*** Begin section ***

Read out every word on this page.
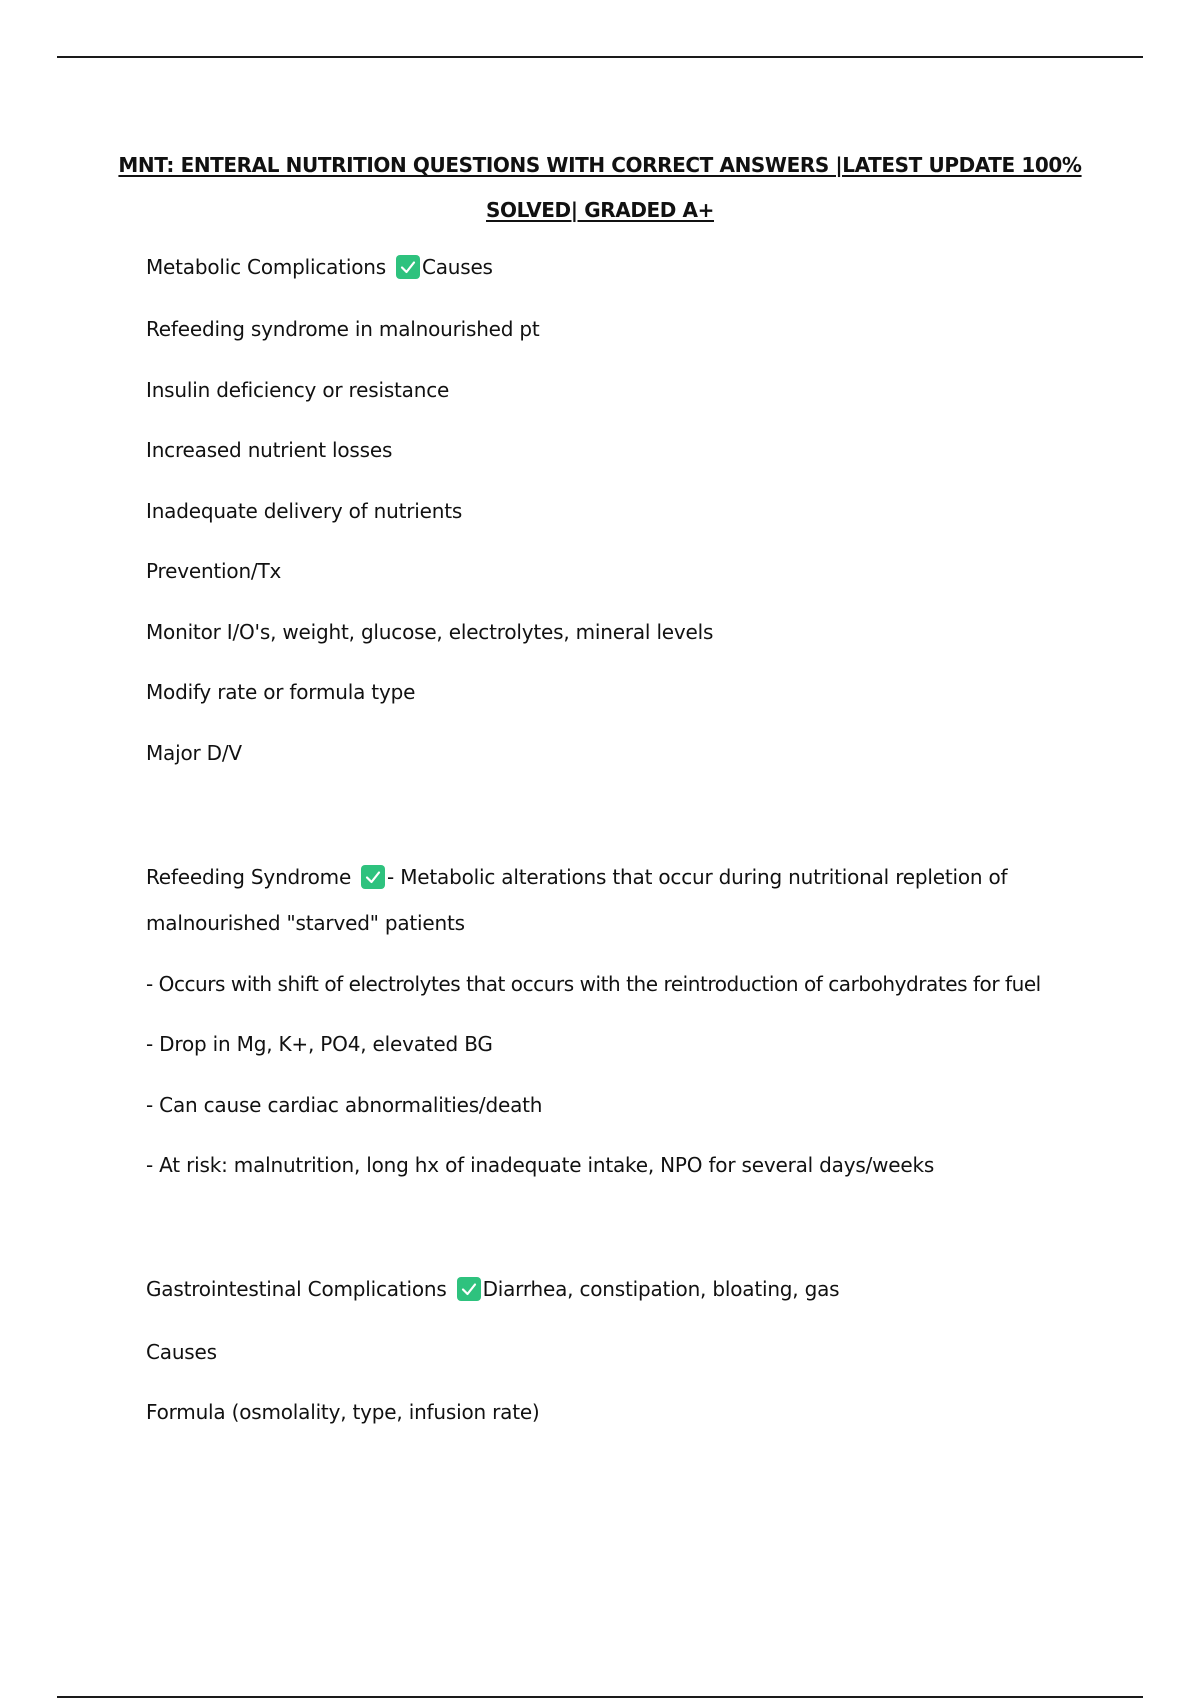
MNT: ENTERAL NUTRITION QUESTIONS WITH CORRECT ANSWERS |LATEST UPDATE 100%
SOLVED| GRADED A+
Metabolic Complications Causes
Refeeding syndrome in malnourished pt
Insulin deficiency or resistance
Increased nutrient losses
Inadequate delivery of nutrients
Prevention/Tx
Monitor I/O's, weight, glucose, electrolytes, mineral levels
Modify rate or formula type
Major D/V
Refeeding Syndrome - Metabolic alterations that occur during nutritional repletion of
malnourished "starved" patients
- Occurs with shift of electrolytes that occurs with the reintroduction of carbohydrates for fuel
- Drop in Mg, K+, PO4, elevated BG
- Can cause cardiac abnormalities/death
- At risk: malnutrition, long hx of inadequate intake, NPO for several days/weeks
Gastrointestinal Complications Diarrhea, constipation, bloating, gas
Causes
Formula (osmolality, type, infusion rate)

*** End section ***

INSTRUCTIONS TO FOLLOW -
All lines carrying the word "electrolytes" must be copied from the data above.

EXERCISE RESULT -
Monitor I/O's, weight, glucose, electrolytes, mineral levels
- Occurs with shift of electrolytes that occurs with the reintroduction of carbohydrates for fuel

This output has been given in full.